PROMPT: Scan the lines below for the string "Мужчины" and copy every one that has it.

RECORD LIST:

/---

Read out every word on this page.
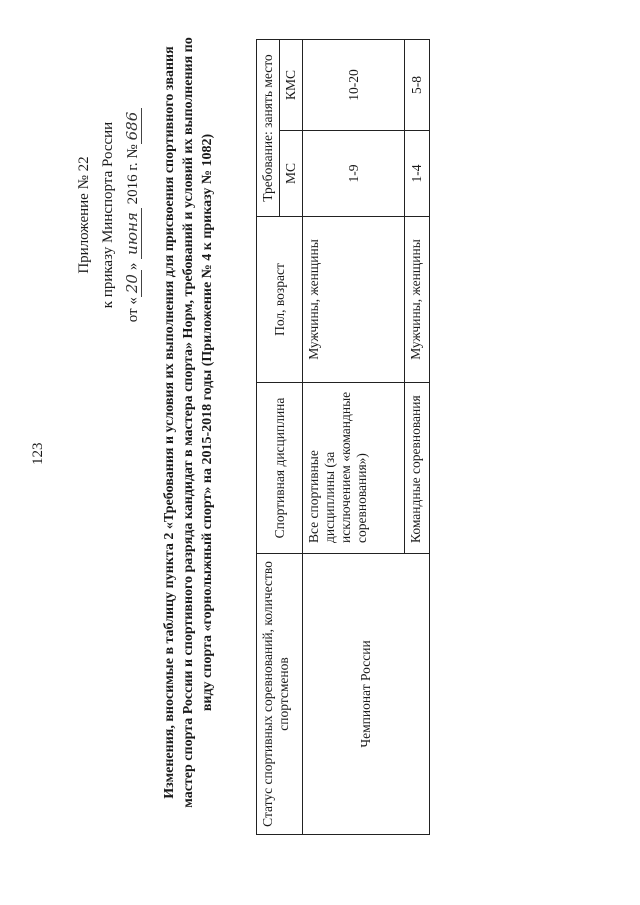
123
Приложение № 22 к приказу Минспорта России
от «20» июня 2016 г. №686 Изменения, вносимые в таблицу пункта 2 «Требования и условия их выполнения для присвоения спортивного звания мастер спорта России и спортивного разряда кандидат в мастера спорта» Норм, требований и условий их выполнения по виду спорта «горнолыжный спорт» на 2015-2018 годы (Приложение № 4 к приказу № 1082)	Статус спортивных соревнований, количество спортсменов	Спортивная дисциплина	Пол, возраст	Требование: занять место	
			МС	КМС
Чемпионат России	Все спортивные дисциплины (за исключением «командные соревнования»)	Мужчины, женщины	1-9	10-20
	Командные соревнования	Мужчины, женщины	1-4	5-8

\---

EXPECTED ANSWER:
Чемпионат России	Все спортивные дисциплины (за исключением «командные соревнования»)	Мужчины, женщины	1-9	10-20
	Командные соревнования	Мужчины, женщины	1-4	5-8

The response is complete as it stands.